* Direction
Make an exact copy of the data below, leaving out every picture.

* Task data

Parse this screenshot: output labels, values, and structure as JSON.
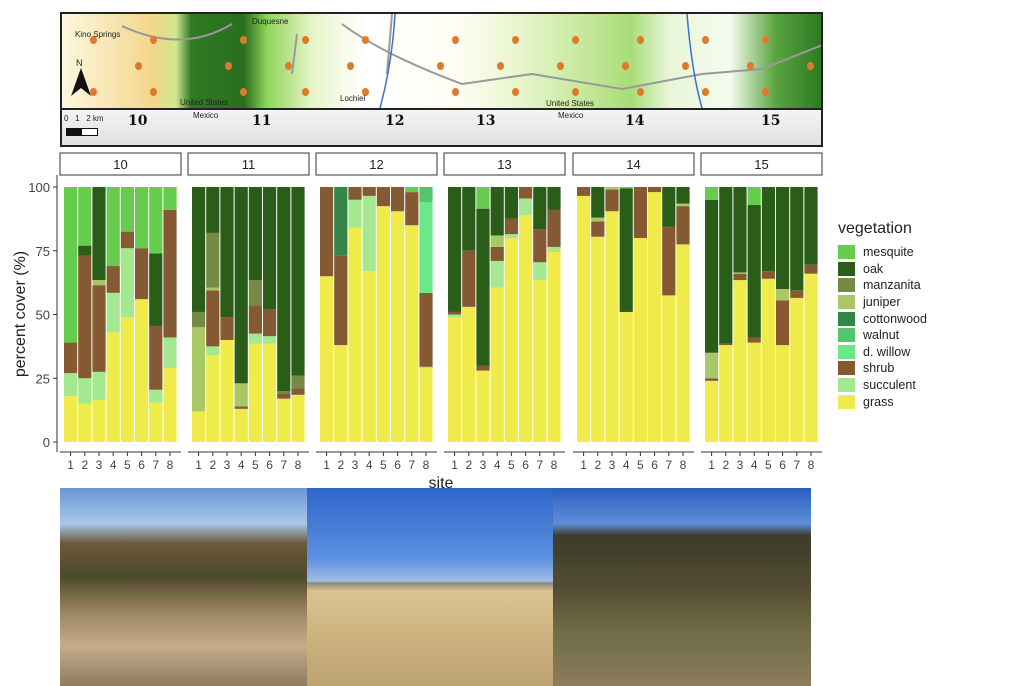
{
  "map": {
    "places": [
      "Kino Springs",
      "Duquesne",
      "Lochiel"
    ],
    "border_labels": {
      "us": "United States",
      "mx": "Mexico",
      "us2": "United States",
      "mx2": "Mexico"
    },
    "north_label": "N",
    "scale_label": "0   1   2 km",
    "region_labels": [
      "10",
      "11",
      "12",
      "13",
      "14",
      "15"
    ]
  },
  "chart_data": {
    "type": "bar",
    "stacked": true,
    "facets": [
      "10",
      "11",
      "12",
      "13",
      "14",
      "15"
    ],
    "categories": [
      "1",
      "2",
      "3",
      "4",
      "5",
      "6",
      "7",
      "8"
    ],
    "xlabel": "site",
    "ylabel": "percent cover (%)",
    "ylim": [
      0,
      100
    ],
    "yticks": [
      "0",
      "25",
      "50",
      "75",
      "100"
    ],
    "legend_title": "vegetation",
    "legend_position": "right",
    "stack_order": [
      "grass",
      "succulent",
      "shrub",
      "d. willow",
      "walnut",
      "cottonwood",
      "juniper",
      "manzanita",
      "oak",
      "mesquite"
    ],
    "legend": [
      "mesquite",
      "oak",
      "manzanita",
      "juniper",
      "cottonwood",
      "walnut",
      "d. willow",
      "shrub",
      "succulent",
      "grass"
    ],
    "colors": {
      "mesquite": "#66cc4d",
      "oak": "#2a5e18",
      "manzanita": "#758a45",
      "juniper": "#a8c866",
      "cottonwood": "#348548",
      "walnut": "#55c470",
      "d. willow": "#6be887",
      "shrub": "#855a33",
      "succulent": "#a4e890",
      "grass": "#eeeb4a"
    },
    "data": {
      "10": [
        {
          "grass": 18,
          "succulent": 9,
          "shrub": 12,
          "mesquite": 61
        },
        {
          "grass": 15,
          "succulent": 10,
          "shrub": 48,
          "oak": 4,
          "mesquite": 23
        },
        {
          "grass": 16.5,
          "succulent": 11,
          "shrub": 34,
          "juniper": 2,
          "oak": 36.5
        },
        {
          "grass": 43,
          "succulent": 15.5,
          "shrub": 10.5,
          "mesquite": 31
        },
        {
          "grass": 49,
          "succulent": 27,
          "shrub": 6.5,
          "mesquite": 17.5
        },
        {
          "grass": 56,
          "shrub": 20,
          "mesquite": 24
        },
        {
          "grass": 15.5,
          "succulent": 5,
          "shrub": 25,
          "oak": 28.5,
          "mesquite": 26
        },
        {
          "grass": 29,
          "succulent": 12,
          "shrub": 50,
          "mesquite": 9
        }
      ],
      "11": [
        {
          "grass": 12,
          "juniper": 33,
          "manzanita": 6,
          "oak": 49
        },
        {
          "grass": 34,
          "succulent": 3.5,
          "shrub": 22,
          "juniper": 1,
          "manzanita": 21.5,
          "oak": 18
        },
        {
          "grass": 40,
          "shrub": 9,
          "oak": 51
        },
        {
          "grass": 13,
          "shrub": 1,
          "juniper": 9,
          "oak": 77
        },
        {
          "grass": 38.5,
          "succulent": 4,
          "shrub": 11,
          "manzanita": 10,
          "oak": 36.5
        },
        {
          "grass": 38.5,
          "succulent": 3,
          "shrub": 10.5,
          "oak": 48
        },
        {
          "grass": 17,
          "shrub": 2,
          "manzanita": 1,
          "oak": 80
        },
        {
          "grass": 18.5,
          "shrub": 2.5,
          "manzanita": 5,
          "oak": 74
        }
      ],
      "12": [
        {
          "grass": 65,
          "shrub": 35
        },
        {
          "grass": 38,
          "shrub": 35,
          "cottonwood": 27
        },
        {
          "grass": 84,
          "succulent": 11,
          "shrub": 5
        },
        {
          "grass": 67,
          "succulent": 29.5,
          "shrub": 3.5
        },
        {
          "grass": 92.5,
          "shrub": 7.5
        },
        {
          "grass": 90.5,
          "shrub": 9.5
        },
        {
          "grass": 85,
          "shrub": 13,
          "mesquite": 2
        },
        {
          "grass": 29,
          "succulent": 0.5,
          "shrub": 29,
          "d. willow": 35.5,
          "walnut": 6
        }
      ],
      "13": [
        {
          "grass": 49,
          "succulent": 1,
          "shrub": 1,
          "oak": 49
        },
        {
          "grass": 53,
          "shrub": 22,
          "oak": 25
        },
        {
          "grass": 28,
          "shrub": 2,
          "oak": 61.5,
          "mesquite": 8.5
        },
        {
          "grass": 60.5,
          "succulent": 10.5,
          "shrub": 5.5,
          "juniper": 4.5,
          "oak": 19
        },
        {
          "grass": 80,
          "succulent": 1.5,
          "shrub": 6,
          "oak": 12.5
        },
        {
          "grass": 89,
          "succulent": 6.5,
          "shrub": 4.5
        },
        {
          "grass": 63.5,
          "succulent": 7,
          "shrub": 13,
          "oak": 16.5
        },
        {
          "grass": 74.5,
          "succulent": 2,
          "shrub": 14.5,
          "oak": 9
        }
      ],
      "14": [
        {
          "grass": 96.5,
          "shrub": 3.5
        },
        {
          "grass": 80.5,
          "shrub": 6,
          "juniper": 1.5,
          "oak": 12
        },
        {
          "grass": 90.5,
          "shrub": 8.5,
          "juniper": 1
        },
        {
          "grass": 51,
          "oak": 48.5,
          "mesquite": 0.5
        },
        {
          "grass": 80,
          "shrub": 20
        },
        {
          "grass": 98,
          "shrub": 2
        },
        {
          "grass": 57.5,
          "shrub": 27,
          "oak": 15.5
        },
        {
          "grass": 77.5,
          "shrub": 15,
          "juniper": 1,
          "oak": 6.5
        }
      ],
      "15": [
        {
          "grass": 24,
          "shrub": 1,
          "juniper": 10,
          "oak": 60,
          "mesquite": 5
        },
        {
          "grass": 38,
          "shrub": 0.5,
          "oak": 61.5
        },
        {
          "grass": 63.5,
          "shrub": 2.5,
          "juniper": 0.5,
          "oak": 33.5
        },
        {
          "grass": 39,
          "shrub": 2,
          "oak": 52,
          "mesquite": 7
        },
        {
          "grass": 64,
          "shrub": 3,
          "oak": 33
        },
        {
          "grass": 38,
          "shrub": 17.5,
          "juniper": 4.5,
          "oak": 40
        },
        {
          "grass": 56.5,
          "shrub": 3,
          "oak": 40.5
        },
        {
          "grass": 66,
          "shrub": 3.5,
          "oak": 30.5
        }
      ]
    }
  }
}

* Finished exercise
Parse this screenshot: output labels, values, and structure as JSON.
{
  "map": {
    "places": [
      "Kino Springs",
      "Duquesne",
      "Lochiel"
    ],
    "border_labels": {
      "us": "United States",
      "mx": "Mexico",
      "us2": "United States",
      "mx2": "Mexico"
    },
    "north_label": "N",
    "scale_label": "0   1   2 km",
    "region_labels": [
      "10",
      "11",
      "12",
      "13",
      "14",
      "15"
    ]
  },
  "chart_data": {
    "type": "bar",
    "stacked": true,
    "facets": [
      "10",
      "11",
      "12",
      "13",
      "14",
      "15"
    ],
    "categories": [
      "1",
      "2",
      "3",
      "4",
      "5",
      "6",
      "7",
      "8"
    ],
    "xlabel": "site",
    "ylabel": "percent cover (%)",
    "ylim": [
      0,
      100
    ],
    "yticks": [
      "0",
      "25",
      "50",
      "75",
      "100"
    ],
    "legend_title": "vegetation",
    "legend_position": "right",
    "stack_order": [
      "grass",
      "succulent",
      "shrub",
      "d. willow",
      "walnut",
      "cottonwood",
      "juniper",
      "manzanita",
      "oak",
      "mesquite"
    ],
    "legend": [
      "mesquite",
      "oak",
      "manzanita",
      "juniper",
      "cottonwood",
      "walnut",
      "d. willow",
      "shrub",
      "succulent",
      "grass"
    ],
    "colors": {
      "mesquite": "#66cc4d",
      "oak": "#2a5e18",
      "manzanita": "#758a45",
      "juniper": "#a8c866",
      "cottonwood": "#348548",
      "walnut": "#55c470",
      "d. willow": "#6be887",
      "shrub": "#855a33",
      "succulent": "#a4e890",
      "grass": "#eeeb4a"
    },
    "data": {
      "10": [
        {
          "grass": 18,
          "succulent": 9,
          "shrub": 12,
          "mesquite": 61
        },
        {
          "grass": 15,
          "succulent": 10,
          "shrub": 48,
          "oak": 4,
          "mesquite": 23
        },
        {
          "grass": 16.5,
          "succulent": 11,
          "shrub": 34,
          "juniper": 2,
          "oak": 36.5
        },
        {
          "grass": 43,
          "succulent": 15.5,
          "shrub": 10.5,
          "mesquite": 31
        },
        {
          "grass": 49,
          "succulent": 27,
          "shrub": 6.5,
          "mesquite": 17.5
        },
        {
          "grass": 56,
          "shrub": 20,
          "mesquite": 24
        },
        {
          "grass": 15.5,
          "succulent": 5,
          "shrub": 25,
          "oak": 28.5,
          "mesquite": 26
        },
        {
          "grass": 29,
          "succulent": 12,
          "shrub": 50,
          "mesquite": 9
        }
      ],
      "11": [
        {
          "grass": 12,
          "juniper": 33,
          "manzanita": 6,
          "oak": 49
        },
        {
          "grass": 34,
          "succulent": 3.5,
          "shrub": 22,
          "juniper": 1,
          "manzanita": 21.5,
          "oak": 18
        },
        {
          "grass": 40,
          "shrub": 9,
          "oak": 51
        },
        {
          "grass": 13,
          "shrub": 1,
          "juniper": 9,
          "oak": 77
        },
        {
          "grass": 38.5,
          "succulent": 4,
          "shrub": 11,
          "manzanita": 10,
          "oak": 36.5
        },
        {
          "grass": 38.5,
          "succulent": 3,
          "shrub": 10.5,
          "oak": 48
        },
        {
          "grass": 17,
          "shrub": 2,
          "manzanita": 1,
          "oak": 80
        },
        {
          "grass": 18.5,
          "shrub": 2.5,
          "manzanita": 5,
          "oak": 74
        }
      ],
      "12": [
        {
          "grass": 65,
          "shrub": 35
        },
        {
          "grass": 38,
          "shrub": 35,
          "cottonwood": 27
        },
        {
          "grass": 84,
          "succulent": 11,
          "shrub": 5
        },
        {
          "grass": 67,
          "succulent": 29.5,
          "shrub": 3.5
        },
        {
          "grass": 92.5,
          "shrub": 7.5
        },
        {
          "grass": 90.5,
          "shrub": 9.5
        },
        {
          "grass": 85,
          "shrub": 13,
          "mesquite": 2
        },
        {
          "grass": 29,
          "succulent": 0.5,
          "shrub": 29,
          "d. willow": 35.5,
          "walnut": 6
        }
      ],
      "13": [
        {
          "grass": 49,
          "succulent": 1,
          "shrub": 1,
          "oak": 49
        },
        {
          "grass": 53,
          "shrub": 22,
          "oak": 25
        },
        {
          "grass": 28,
          "shrub": 2,
          "oak": 61.5,
          "mesquite": 8.5
        },
        {
          "grass": 60.5,
          "succulent": 10.5,
          "shrub": 5.5,
          "juniper": 4.5,
          "oak": 19
        },
        {
          "grass": 80,
          "succulent": 1.5,
          "shrub": 6,
          "oak": 12.5
        },
        {
          "grass": 89,
          "succulent": 6.5,
          "shrub": 4.5
        },
        {
          "grass": 63.5,
          "succulent": 7,
          "shrub": 13,
          "oak": 16.5
        },
        {
          "grass": 74.5,
          "succulent": 2,
          "shrub": 14.5,
          "oak": 9
        }
      ],
      "14": [
        {
          "grass": 96.5,
          "shrub": 3.5
        },
        {
          "grass": 80.5,
          "shrub": 6,
          "juniper": 1.5,
          "oak": 12
        },
        {
          "grass": 90.5,
          "shrub": 8.5,
          "juniper": 1
        },
        {
          "grass": 51,
          "oak": 48.5,
          "mesquite": 0.5
        },
        {
          "grass": 80,
          "shrub": 20
        },
        {
          "grass": 98,
          "shrub": 2
        },
        {
          "grass": 57.5,
          "shrub": 27,
          "oak": 15.5
        },
        {
          "grass": 77.5,
          "shrub": 15,
          "juniper": 1,
          "oak": 6.5
        }
      ],
      "15": [
        {
          "grass": 24,
          "shrub": 1,
          "juniper": 10,
          "oak": 60,
          "mesquite": 5
        },
        {
          "grass": 38,
          "shrub": 0.5,
          "oak": 61.5
        },
        {
          "grass": 63.5,
          "shrub": 2.5,
          "juniper": 0.5,
          "oak": 33.5
        },
        {
          "grass": 39,
          "shrub": 2,
          "oak": 52,
          "mesquite": 7
        },
        {
          "grass": 64,
          "shrub": 3,
          "oak": 33
        },
        {
          "grass": 38,
          "shrub": 17.5,
          "juniper": 4.5,
          "oak": 40
        },
        {
          "grass": 56.5,
          "shrub": 3,
          "oak": 40.5
        },
        {
          "grass": 66,
          "shrub": 3.5,
          "oak": 30.5
        }
      ]
    }
  }
}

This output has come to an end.